REQUIRED WORK: Gather up every line from the entries below that uses the word "Temperature".

GIVEN RECORDS:
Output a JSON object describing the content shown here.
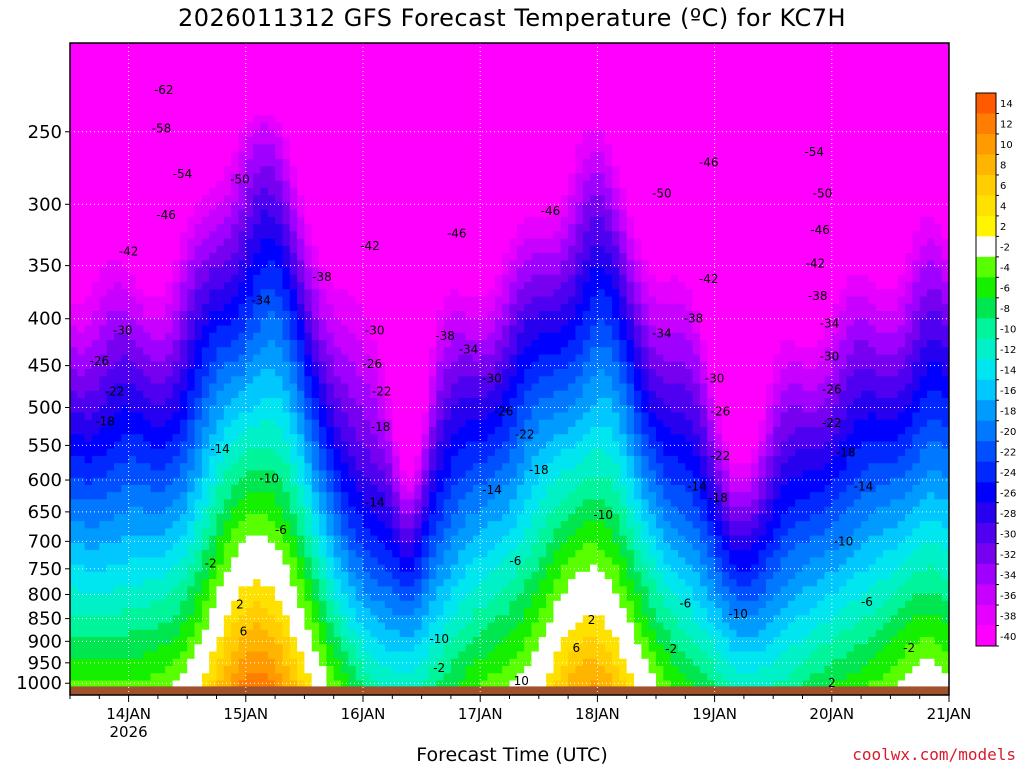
{
  "title": "2026011312 GFS Forecast Temperature (ºC) for KC7H",
  "credit": "coolwx.com/models",
  "chart_data": {
    "type": "heatmap",
    "title": "2026011312 GFS Forecast Temperature (ºC) for KC7H",
    "xlabel": "Forecast Time (UTC)",
    "ylabel": "",
    "x_ticks": [
      {
        "label": "14JAN",
        "sub": "2026",
        "day": 14
      },
      {
        "label": "15JAN",
        "day": 15
      },
      {
        "label": "16JAN",
        "day": 16
      },
      {
        "label": "17JAN",
        "day": 17
      },
      {
        "label": "18JAN",
        "day": 18
      },
      {
        "label": "19JAN",
        "day": 19
      },
      {
        "label": "20JAN",
        "day": 20
      },
      {
        "label": "21JAN",
        "day": 21
      }
    ],
    "xlim": [
      13.5,
      21.0
    ],
    "y_ticks": [
      250,
      300,
      350,
      400,
      450,
      500,
      550,
      600,
      650,
      700,
      750,
      800,
      850,
      900,
      950,
      1000
    ],
    "ylim": [
      200,
      1030
    ],
    "y_scale": "log-pressure",
    "grid": true,
    "colorbar": {
      "labels": [
        "14",
        "12",
        "10",
        "8",
        "6",
        "4",
        "2",
        "-2",
        "-4",
        "-6",
        "-8",
        "-10",
        "-12",
        "-14",
        "-16",
        "-18",
        "-20",
        "-22",
        "-24",
        "-26",
        "-28",
        "-30",
        "-32",
        "-34",
        "-36",
        "-38",
        "-40"
      ],
      "colors": [
        "#ff5a00",
        "#ff7d00",
        "#ff9b00",
        "#ffb400",
        "#ffcd00",
        "#ffe100",
        "#fff500",
        "#ffffff",
        "#59ff00",
        "#14f000",
        "#00e650",
        "#00f59b",
        "#00f0c8",
        "#00e6f0",
        "#00c8ff",
        "#009bff",
        "#0078ff",
        "#0050ff",
        "#0028ff",
        "#0000ff",
        "#2800f0",
        "#5000f0",
        "#7800f0",
        "#a000ff",
        "#c800ff",
        "#e600ff",
        "#ff00ff"
      ]
    },
    "contour_labels": [
      {
        "text": "-62",
        "day": 14.3,
        "p": 225
      },
      {
        "text": "-58",
        "day": 14.28,
        "p": 248
      },
      {
        "text": "-54",
        "day": 14.46,
        "p": 278
      },
      {
        "text": "-50",
        "day": 14.95,
        "p": 282
      },
      {
        "text": "-46",
        "day": 14.32,
        "p": 308
      },
      {
        "text": "-42",
        "day": 14.0,
        "p": 338
      },
      {
        "text": "-38",
        "day": 15.65,
        "p": 360
      },
      {
        "text": "-42",
        "day": 16.06,
        "p": 333
      },
      {
        "text": "-46",
        "day": 16.8,
        "p": 323
      },
      {
        "text": "-46",
        "day": 17.6,
        "p": 305
      },
      {
        "text": "-50",
        "day": 18.55,
        "p": 292
      },
      {
        "text": "-46",
        "day": 18.95,
        "p": 270
      },
      {
        "text": "-54",
        "day": 19.85,
        "p": 263
      },
      {
        "text": "-50",
        "day": 19.92,
        "p": 292
      },
      {
        "text": "-46",
        "day": 19.9,
        "p": 320
      },
      {
        "text": "-42",
        "day": 19.86,
        "p": 348
      },
      {
        "text": "-42",
        "day": 18.95,
        "p": 362
      },
      {
        "text": "-38",
        "day": 19.88,
        "p": 378
      },
      {
        "text": "-34",
        "day": 15.13,
        "p": 382
      },
      {
        "text": "-30",
        "day": 13.95,
        "p": 412
      },
      {
        "text": "-26",
        "day": 13.75,
        "p": 445
      },
      {
        "text": "-22",
        "day": 13.88,
        "p": 480
      },
      {
        "text": "-18",
        "day": 13.8,
        "p": 518
      },
      {
        "text": "-14",
        "day": 14.78,
        "p": 555
      },
      {
        "text": "-10",
        "day": 15.2,
        "p": 598
      },
      {
        "text": "-6",
        "day": 15.3,
        "p": 680
      },
      {
        "text": "-2",
        "day": 14.7,
        "p": 740
      },
      {
        "text": "2",
        "day": 14.95,
        "p": 820
      },
      {
        "text": "6",
        "day": 14.98,
        "p": 878
      },
      {
        "text": "-30",
        "day": 16.1,
        "p": 412
      },
      {
        "text": "-26",
        "day": 16.08,
        "p": 448
      },
      {
        "text": "-22",
        "day": 16.16,
        "p": 480
      },
      {
        "text": "-18",
        "day": 16.15,
        "p": 525
      },
      {
        "text": "-14",
        "day": 16.1,
        "p": 635
      },
      {
        "text": "-38",
        "day": 16.7,
        "p": 418
      },
      {
        "text": "-34",
        "day": 16.9,
        "p": 432
      },
      {
        "text": "-30",
        "day": 17.1,
        "p": 465
      },
      {
        "text": "-26",
        "day": 17.2,
        "p": 505
      },
      {
        "text": "-22",
        "day": 17.38,
        "p": 535
      },
      {
        "text": "-18",
        "day": 17.5,
        "p": 585
      },
      {
        "text": "-14",
        "day": 17.1,
        "p": 615
      },
      {
        "text": "-10",
        "day": 18.05,
        "p": 655
      },
      {
        "text": "-6",
        "day": 17.3,
        "p": 735
      },
      {
        "text": "-10",
        "day": 16.65,
        "p": 895
      },
      {
        "text": "-2",
        "day": 16.65,
        "p": 962
      },
      {
        "text": "2",
        "day": 17.95,
        "p": 853
      },
      {
        "text": "6",
        "day": 17.82,
        "p": 915
      },
      {
        "text": "10",
        "day": 17.35,
        "p": 995
      },
      {
        "text": "-38",
        "day": 18.82,
        "p": 400
      },
      {
        "text": "-34",
        "day": 18.55,
        "p": 415
      },
      {
        "text": "-30",
        "day": 19.0,
        "p": 465
      },
      {
        "text": "-26",
        "day": 19.05,
        "p": 505
      },
      {
        "text": "-22",
        "day": 19.05,
        "p": 565
      },
      {
        "text": "-14",
        "day": 18.85,
        "p": 610
      },
      {
        "text": "-18",
        "day": 19.03,
        "p": 628
      },
      {
        "text": "-34",
        "day": 19.98,
        "p": 405
      },
      {
        "text": "-30",
        "day": 19.98,
        "p": 440
      },
      {
        "text": "-26",
        "day": 20.0,
        "p": 478
      },
      {
        "text": "-22",
        "day": 20.0,
        "p": 520
      },
      {
        "text": "-18",
        "day": 20.12,
        "p": 560
      },
      {
        "text": "-14",
        "day": 20.27,
        "p": 610
      },
      {
        "text": "-10",
        "day": 20.1,
        "p": 700
      },
      {
        "text": "-10",
        "day": 19.2,
        "p": 840
      },
      {
        "text": "-6",
        "day": 18.75,
        "p": 818
      },
      {
        "text": "-6",
        "day": 20.3,
        "p": 815
      },
      {
        "text": "-2",
        "day": 18.63,
        "p": 918
      },
      {
        "text": "-2",
        "day": 20.66,
        "p": 915
      },
      {
        "text": "2",
        "day": 20.0,
        "p": 1000
      }
    ]
  }
}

PROBLEM SOLUTION:
  "title": "2026011312 GFS Forecast Temperature (ºC) for KC7H",
    "title": "2026011312 GFS Forecast Temperature (ºC) for KC7H",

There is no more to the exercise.